● What you need to do: Copy the data word for word, from the first line through the line containing "list-item[interactable]: ⏻ Button3", including both ends.

● Materials provided:
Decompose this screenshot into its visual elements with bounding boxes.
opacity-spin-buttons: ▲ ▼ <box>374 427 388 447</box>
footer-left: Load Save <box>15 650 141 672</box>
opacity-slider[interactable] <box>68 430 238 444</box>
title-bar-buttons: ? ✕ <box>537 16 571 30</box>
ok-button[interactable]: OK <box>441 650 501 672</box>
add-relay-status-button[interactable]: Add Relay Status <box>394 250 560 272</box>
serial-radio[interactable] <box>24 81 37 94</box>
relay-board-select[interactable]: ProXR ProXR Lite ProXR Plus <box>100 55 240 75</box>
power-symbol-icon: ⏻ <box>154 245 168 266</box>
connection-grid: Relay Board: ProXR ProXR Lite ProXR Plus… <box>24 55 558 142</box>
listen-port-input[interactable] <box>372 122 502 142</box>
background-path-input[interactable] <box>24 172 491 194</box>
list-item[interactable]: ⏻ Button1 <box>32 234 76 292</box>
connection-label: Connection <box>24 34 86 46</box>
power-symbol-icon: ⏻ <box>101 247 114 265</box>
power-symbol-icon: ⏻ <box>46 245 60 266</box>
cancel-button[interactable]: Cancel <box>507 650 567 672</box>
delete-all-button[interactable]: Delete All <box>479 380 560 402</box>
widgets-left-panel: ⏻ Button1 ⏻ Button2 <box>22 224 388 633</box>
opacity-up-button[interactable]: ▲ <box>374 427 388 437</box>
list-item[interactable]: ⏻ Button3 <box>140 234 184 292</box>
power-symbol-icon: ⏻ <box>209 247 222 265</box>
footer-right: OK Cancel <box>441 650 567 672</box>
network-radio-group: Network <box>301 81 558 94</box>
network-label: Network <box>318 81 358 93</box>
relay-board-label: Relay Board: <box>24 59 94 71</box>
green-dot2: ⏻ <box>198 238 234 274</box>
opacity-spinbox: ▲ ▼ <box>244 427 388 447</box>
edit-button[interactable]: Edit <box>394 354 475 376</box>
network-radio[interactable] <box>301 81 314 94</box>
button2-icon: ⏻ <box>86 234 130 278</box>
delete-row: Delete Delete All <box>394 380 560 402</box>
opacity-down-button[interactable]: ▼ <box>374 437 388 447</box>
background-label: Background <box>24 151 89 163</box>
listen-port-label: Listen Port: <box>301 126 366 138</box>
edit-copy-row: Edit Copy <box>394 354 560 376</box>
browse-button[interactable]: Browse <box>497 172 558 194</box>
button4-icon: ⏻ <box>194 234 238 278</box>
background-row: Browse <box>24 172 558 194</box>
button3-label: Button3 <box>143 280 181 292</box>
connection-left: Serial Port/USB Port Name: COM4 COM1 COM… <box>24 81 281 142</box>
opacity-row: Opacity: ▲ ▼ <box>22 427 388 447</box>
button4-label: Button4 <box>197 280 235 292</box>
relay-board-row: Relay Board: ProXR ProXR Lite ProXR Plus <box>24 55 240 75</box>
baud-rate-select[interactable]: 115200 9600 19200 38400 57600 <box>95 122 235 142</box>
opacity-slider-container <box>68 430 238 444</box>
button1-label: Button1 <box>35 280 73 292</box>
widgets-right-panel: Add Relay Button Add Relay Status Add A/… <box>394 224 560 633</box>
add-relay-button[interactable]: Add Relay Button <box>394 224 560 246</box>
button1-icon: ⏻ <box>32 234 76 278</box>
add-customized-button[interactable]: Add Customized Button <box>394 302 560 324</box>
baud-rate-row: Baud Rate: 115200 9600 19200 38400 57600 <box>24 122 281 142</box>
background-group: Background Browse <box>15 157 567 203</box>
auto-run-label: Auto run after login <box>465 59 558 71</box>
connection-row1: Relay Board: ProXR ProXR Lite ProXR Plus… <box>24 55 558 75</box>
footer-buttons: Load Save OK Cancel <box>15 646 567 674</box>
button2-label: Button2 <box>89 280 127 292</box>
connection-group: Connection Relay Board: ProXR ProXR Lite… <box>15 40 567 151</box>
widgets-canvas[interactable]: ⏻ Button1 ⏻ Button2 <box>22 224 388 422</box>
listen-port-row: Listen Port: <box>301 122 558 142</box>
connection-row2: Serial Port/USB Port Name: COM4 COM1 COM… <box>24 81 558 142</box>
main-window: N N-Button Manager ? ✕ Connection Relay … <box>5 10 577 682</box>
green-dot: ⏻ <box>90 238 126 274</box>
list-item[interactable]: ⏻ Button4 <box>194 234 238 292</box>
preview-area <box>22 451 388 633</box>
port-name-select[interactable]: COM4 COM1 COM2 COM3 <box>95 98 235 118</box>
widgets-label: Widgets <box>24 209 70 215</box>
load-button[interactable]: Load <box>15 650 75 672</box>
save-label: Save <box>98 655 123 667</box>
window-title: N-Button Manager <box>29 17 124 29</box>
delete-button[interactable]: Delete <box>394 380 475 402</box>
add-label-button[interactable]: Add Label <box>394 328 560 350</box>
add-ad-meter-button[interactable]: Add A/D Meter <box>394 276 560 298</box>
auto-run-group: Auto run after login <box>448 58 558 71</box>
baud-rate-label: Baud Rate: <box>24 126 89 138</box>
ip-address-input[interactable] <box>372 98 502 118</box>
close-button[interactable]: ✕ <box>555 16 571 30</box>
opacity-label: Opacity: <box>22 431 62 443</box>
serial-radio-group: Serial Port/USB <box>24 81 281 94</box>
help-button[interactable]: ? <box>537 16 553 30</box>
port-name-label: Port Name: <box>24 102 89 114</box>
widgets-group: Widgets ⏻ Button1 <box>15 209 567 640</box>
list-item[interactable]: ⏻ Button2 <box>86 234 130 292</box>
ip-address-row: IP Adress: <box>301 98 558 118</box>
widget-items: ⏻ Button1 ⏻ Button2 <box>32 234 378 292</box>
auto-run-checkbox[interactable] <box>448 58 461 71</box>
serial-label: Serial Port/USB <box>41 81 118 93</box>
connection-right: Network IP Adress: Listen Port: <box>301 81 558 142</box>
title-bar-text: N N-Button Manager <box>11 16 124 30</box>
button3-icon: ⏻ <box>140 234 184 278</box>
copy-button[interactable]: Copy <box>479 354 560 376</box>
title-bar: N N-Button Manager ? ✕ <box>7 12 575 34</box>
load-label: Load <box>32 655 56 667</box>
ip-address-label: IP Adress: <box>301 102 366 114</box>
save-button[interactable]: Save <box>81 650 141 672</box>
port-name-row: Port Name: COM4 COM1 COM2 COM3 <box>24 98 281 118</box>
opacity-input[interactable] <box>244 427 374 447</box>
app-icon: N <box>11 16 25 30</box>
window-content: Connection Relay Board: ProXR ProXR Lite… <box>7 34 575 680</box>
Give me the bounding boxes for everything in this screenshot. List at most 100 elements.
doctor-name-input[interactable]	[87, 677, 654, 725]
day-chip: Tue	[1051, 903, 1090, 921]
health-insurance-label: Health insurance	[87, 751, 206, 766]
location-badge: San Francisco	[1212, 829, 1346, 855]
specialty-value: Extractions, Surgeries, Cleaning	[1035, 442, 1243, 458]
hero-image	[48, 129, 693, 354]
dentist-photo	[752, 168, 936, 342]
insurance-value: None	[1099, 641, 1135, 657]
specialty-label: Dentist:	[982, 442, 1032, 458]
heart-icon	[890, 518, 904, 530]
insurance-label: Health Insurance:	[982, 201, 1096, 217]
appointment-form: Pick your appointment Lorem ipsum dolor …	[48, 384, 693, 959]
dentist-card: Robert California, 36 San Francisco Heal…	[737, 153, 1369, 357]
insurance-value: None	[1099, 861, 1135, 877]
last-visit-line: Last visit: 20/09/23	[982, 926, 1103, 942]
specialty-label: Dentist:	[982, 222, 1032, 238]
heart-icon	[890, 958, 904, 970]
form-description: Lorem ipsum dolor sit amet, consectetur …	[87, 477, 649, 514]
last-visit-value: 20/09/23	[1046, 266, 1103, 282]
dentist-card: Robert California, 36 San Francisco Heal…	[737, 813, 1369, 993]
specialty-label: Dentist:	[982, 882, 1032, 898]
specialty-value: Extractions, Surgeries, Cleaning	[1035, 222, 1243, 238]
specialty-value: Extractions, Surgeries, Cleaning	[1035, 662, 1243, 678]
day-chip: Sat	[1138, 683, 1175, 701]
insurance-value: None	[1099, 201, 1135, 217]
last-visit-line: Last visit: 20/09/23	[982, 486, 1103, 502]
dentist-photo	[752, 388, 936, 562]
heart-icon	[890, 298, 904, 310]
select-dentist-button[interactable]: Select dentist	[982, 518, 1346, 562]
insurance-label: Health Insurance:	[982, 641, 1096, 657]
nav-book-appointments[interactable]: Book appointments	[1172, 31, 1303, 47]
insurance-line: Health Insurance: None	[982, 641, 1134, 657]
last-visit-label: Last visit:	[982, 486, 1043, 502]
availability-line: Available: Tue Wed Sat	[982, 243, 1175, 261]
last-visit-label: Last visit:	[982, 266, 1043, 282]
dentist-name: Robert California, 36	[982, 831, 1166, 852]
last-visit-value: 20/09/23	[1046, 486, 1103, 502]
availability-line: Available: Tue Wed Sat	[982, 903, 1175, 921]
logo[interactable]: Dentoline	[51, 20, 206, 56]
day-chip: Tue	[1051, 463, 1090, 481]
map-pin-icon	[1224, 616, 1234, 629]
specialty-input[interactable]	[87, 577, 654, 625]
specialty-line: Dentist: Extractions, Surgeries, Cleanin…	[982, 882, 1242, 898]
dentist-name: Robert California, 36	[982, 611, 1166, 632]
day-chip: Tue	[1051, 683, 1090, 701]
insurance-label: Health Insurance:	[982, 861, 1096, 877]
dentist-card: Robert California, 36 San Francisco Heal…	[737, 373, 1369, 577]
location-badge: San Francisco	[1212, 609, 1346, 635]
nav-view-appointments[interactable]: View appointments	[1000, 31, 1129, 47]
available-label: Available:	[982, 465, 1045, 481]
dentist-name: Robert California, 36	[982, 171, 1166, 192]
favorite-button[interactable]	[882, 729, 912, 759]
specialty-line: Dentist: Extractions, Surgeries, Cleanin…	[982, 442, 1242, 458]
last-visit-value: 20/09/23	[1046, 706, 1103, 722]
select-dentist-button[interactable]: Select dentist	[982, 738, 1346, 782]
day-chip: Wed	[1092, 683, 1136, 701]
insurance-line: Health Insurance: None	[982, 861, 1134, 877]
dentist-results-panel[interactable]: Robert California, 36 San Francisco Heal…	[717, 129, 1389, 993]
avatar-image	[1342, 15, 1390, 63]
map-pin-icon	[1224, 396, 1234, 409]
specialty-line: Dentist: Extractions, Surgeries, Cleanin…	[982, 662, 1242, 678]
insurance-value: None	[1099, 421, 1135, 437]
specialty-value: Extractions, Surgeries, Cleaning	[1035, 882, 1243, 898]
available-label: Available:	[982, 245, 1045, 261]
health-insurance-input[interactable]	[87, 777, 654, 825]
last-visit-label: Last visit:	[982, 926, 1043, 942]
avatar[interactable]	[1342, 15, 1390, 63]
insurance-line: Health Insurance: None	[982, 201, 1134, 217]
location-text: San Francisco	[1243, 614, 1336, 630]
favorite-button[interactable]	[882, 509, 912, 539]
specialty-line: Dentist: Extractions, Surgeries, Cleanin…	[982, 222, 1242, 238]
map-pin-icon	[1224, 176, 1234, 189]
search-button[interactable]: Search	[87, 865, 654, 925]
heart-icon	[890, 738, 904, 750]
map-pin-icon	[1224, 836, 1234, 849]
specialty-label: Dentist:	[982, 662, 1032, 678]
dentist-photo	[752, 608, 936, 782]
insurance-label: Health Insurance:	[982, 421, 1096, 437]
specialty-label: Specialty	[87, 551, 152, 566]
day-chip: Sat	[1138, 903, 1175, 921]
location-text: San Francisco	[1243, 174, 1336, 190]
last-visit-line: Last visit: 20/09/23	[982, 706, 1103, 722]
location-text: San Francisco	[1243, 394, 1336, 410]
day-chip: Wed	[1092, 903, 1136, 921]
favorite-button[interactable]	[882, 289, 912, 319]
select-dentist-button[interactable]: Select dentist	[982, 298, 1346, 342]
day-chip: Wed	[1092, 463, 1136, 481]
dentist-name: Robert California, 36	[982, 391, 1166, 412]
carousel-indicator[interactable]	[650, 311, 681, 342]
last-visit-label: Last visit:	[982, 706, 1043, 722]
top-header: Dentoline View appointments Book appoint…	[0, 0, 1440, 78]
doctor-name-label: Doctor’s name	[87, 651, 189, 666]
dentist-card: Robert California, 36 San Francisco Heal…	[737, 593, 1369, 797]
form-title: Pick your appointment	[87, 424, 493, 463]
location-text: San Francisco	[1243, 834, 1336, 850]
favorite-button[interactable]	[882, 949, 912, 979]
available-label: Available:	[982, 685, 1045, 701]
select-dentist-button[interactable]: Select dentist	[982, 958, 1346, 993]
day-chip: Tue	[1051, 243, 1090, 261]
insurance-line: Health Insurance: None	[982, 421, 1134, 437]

● Solution:
Decompose this screenshot into its visual elements with bounding boxes.
opacity-spin-buttons: ▲ ▼ <box>374 427 388 447</box>
footer-left: Load Save <box>15 650 141 672</box>
opacity-slider[interactable] <box>68 430 238 444</box>
title-bar-buttons: ? ✕ <box>537 16 571 30</box>
ok-button[interactable]: OK <box>441 650 501 672</box>
add-relay-status-button[interactable]: Add Relay Status <box>394 250 560 272</box>
serial-radio[interactable] <box>24 81 37 94</box>
relay-board-select[interactable]: ProXR ProXR Lite ProXR Plus <box>100 55 240 75</box>
power-symbol-icon: ⏻ <box>154 245 168 266</box>
connection-grid: Relay Board: ProXR ProXR Lite ProXR Plus… <box>24 55 558 142</box>
listen-port-input[interactable] <box>372 122 502 142</box>
background-path-input[interactable] <box>24 172 491 194</box>
list-item[interactable]: ⏻ Button1 <box>32 234 76 292</box>
connection-label: Connection <box>24 34 86 46</box>
power-symbol-icon: ⏻ <box>101 247 114 265</box>
power-symbol-icon: ⏻ <box>46 245 60 266</box>
cancel-button[interactable]: Cancel <box>507 650 567 672</box>
delete-all-button[interactable]: Delete All <box>479 380 560 402</box>
widgets-left-panel: ⏻ Button1 ⏻ Button2 <box>22 224 388 633</box>
opacity-up-button[interactable]: ▲ <box>374 427 388 437</box>
list-item[interactable]: ⏻ Button3 <box>140 234 184 292</box>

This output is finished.